If a record contains an image, leave the image out and repeat everything else exactly.

**Information shown:**

»»

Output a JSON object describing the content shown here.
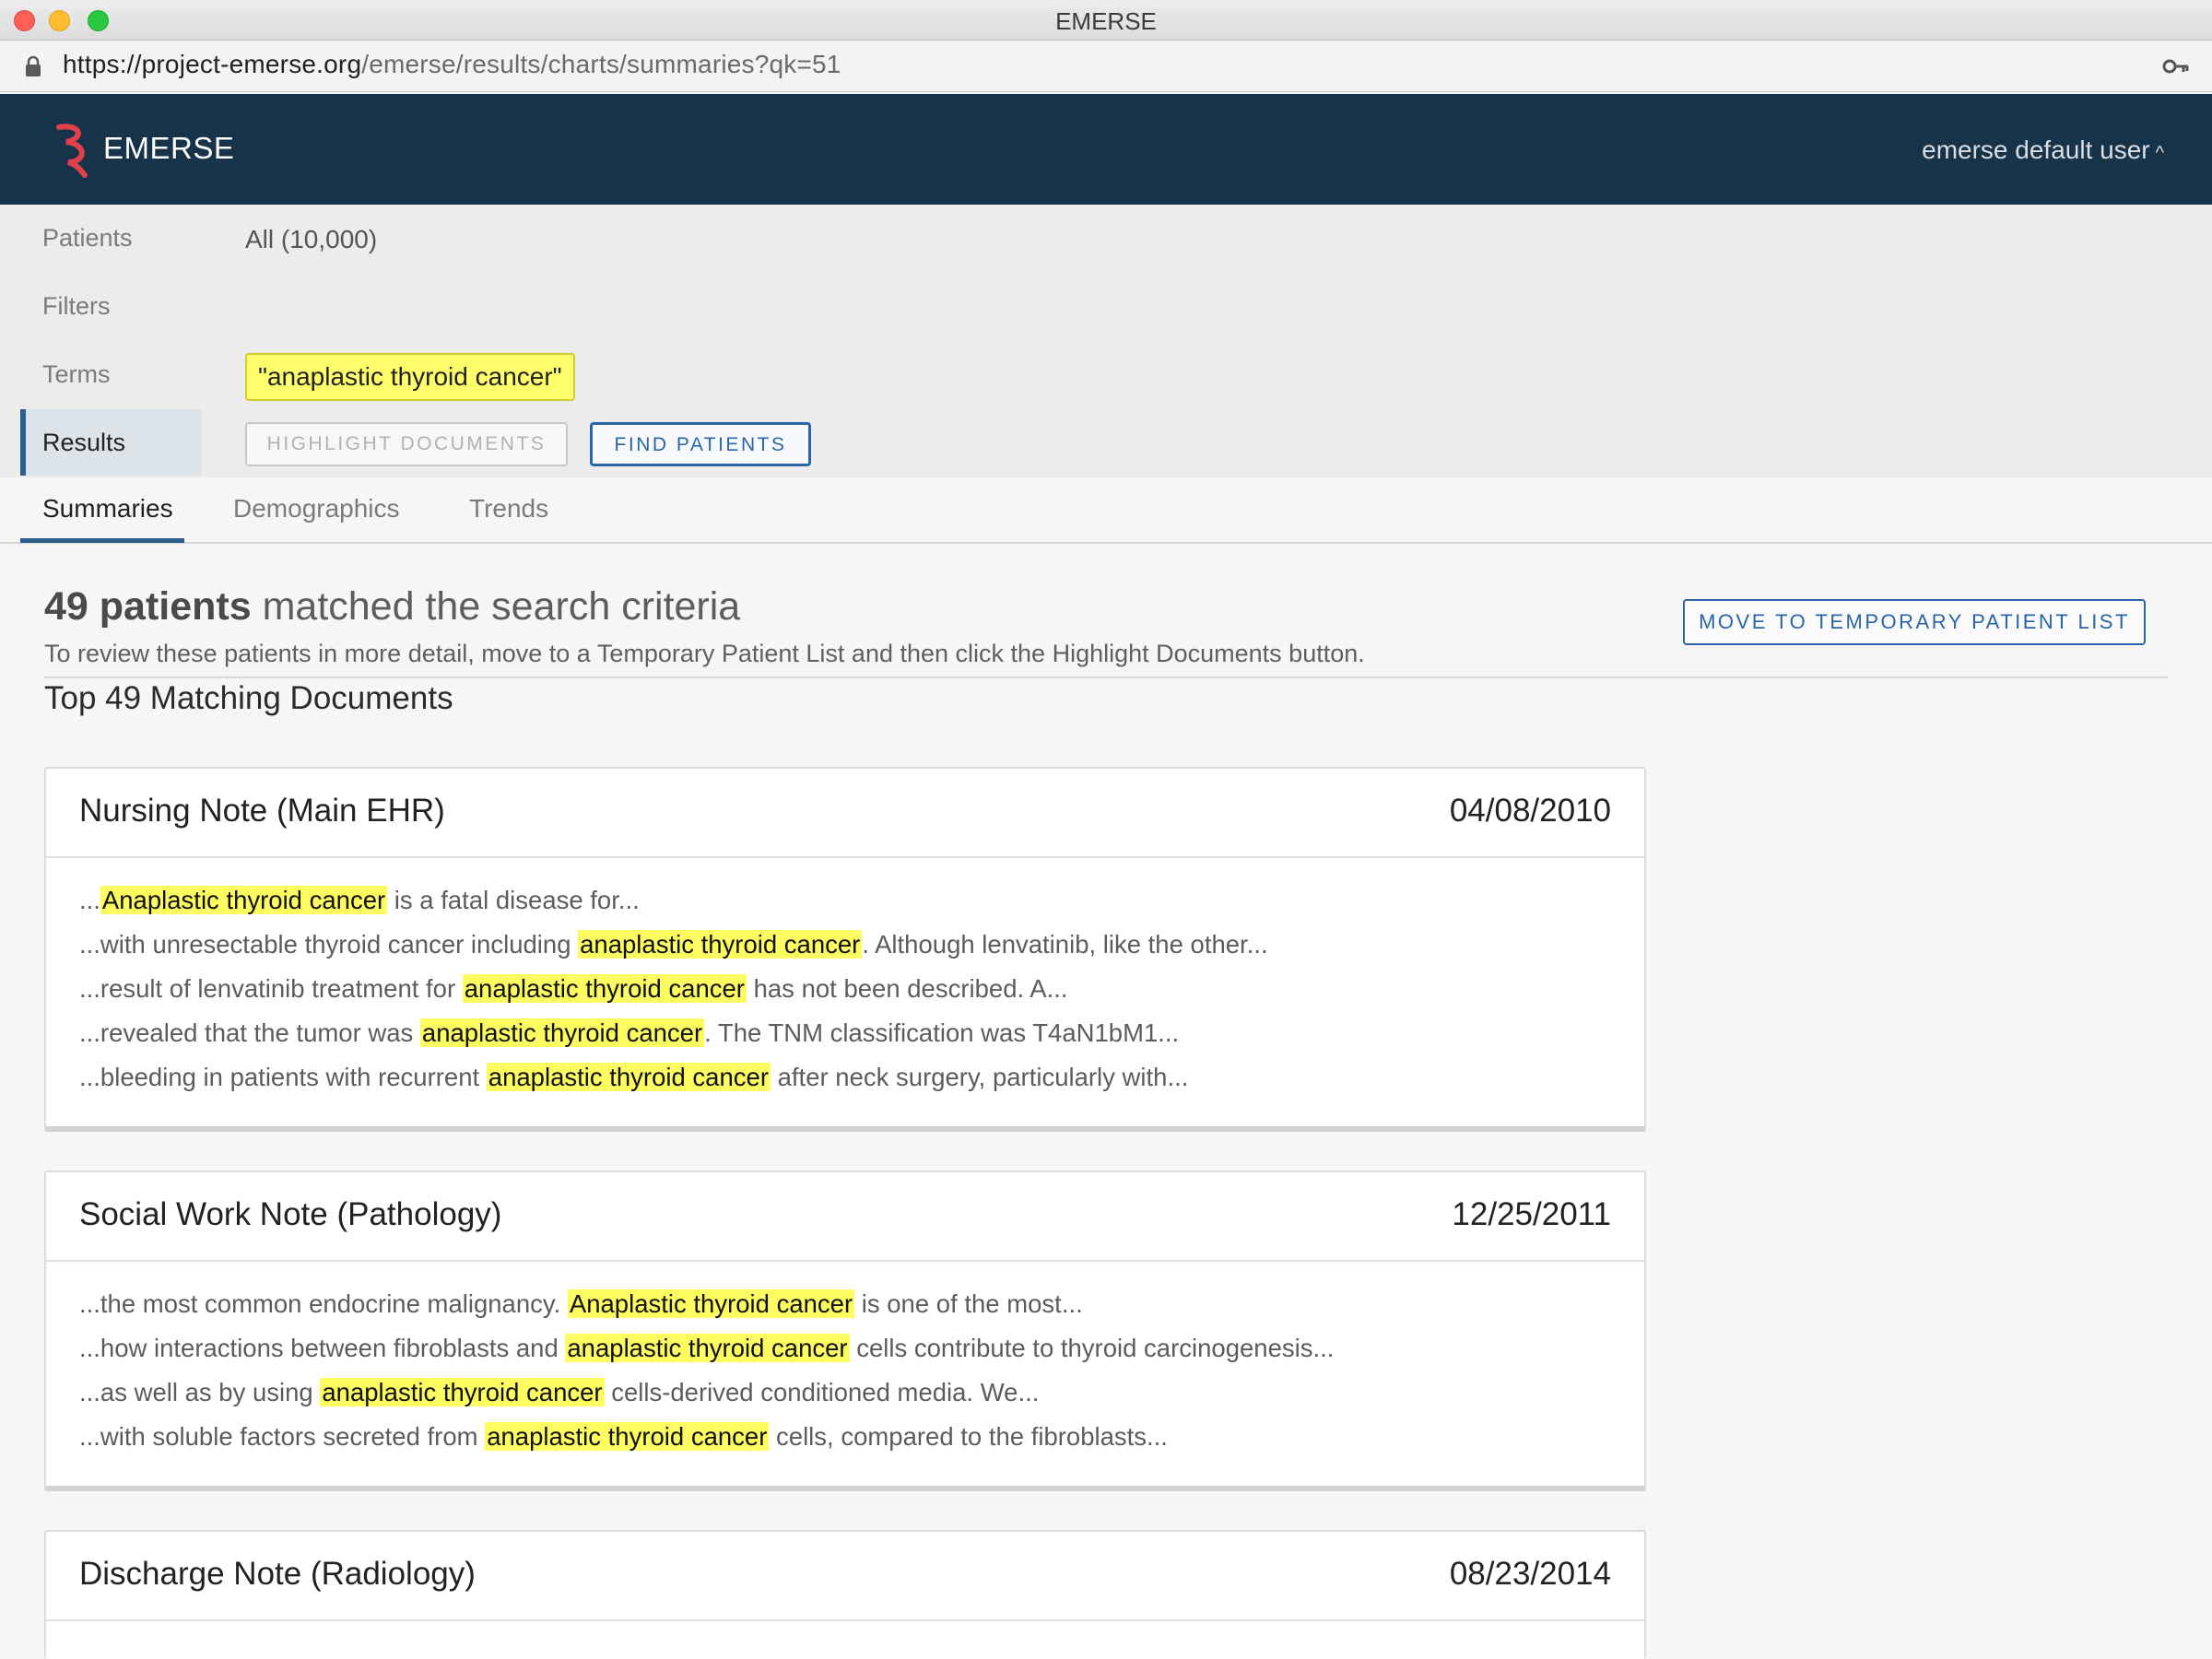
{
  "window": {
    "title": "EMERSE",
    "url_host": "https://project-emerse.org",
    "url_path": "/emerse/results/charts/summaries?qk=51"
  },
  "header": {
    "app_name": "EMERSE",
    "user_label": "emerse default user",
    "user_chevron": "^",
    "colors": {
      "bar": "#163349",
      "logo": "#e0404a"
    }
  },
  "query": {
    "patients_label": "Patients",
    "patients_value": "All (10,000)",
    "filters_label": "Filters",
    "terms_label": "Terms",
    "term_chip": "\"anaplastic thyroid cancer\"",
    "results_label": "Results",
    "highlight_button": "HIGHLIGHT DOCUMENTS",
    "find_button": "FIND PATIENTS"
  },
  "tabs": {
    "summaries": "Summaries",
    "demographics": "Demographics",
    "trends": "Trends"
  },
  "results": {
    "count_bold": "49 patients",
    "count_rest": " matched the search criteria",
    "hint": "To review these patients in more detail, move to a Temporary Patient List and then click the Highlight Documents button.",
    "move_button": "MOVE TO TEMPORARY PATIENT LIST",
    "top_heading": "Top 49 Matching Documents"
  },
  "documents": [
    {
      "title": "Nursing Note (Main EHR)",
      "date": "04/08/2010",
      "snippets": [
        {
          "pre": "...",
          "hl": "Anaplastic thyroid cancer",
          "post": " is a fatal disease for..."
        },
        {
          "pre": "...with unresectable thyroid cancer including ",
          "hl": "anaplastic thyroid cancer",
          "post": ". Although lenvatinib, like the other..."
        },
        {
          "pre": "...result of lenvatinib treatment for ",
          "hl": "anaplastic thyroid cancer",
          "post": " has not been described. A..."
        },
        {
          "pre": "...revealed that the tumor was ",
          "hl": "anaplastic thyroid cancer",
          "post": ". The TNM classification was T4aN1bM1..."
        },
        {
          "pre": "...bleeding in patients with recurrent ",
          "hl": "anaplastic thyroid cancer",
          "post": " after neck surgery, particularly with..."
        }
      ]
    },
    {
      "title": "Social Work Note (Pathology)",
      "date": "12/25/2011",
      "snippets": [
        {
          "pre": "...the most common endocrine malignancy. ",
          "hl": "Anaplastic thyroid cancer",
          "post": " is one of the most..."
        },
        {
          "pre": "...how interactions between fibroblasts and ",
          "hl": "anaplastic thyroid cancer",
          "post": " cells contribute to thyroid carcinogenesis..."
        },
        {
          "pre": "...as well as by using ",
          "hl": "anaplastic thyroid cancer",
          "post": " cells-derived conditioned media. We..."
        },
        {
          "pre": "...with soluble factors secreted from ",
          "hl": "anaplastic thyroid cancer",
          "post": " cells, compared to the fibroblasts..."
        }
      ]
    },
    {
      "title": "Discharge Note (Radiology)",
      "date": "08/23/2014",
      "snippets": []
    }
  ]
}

««

**Problem solution:**
Output a JSON object describing the content shown here.
{
  "window": {
    "title": "EMERSE",
    "url_host": "https://project-emerse.org",
    "url_path": "/emerse/results/charts/summaries?qk=51"
  },
  "header": {
    "app_name": "EMERSE",
    "user_label": "emerse default user",
    "user_chevron": "^",
    "colors": {
      "bar": "#163349",
      "logo": "#e0404a"
    }
  },
  "query": {
    "patients_label": "Patients",
    "patients_value": "All (10,000)",
    "filters_label": "Filters",
    "terms_label": "Terms",
    "term_chip": "\"anaplastic thyroid cancer\"",
    "results_label": "Results",
    "highlight_button": "HIGHLIGHT DOCUMENTS",
    "find_button": "FIND PATIENTS"
  },
  "tabs": {
    "summaries": "Summaries",
    "demographics": "Demographics",
    "trends": "Trends"
  },
  "results": {
    "count_bold": "49 patients",
    "count_rest": " matched the search criteria",
    "hint": "To review these patients in more detail, move to a Temporary Patient List and then click the Highlight Documents button.",
    "move_button": "MOVE TO TEMPORARY PATIENT LIST",
    "top_heading": "Top 49 Matching Documents"
  },
  "documents": [
    {
      "title": "Nursing Note (Main EHR)",
      "date": "04/08/2010",
      "snippets": [
        {
          "pre": "...",
          "hl": "Anaplastic thyroid cancer",
          "post": " is a fatal disease for..."
        },
        {
          "pre": "...with unresectable thyroid cancer including ",
          "hl": "anaplastic thyroid cancer",
          "post": ". Although lenvatinib, like the other..."
        },
        {
          "pre": "...result of lenvatinib treatment for ",
          "hl": "anaplastic thyroid cancer",
          "post": " has not been described. A..."
        },
        {
          "pre": "...revealed that the tumor was ",
          "hl": "anaplastic thyroid cancer",
          "post": ". The TNM classification was T4aN1bM1..."
        },
        {
          "pre": "...bleeding in patients with recurrent ",
          "hl": "anaplastic thyroid cancer",
          "post": " after neck surgery, particularly with..."
        }
      ]
    },
    {
      "title": "Social Work Note (Pathology)",
      "date": "12/25/2011",
      "snippets": [
        {
          "pre": "...the most common endocrine malignancy. ",
          "hl": "Anaplastic thyroid cancer",
          "post": " is one of the most..."
        },
        {
          "pre": "...how interactions between fibroblasts and ",
          "hl": "anaplastic thyroid cancer",
          "post": " cells contribute to thyroid carcinogenesis..."
        },
        {
          "pre": "...as well as by using ",
          "hl": "anaplastic thyroid cancer",
          "post": " cells-derived conditioned media. We..."
        },
        {
          "pre": "...with soluble factors secreted from ",
          "hl": "anaplastic thyroid cancer",
          "post": " cells, compared to the fibroblasts..."
        }
      ]
    },
    {
      "title": "Discharge Note (Radiology)",
      "date": "08/23/2014",
      "snippets": []
    }
  ]
}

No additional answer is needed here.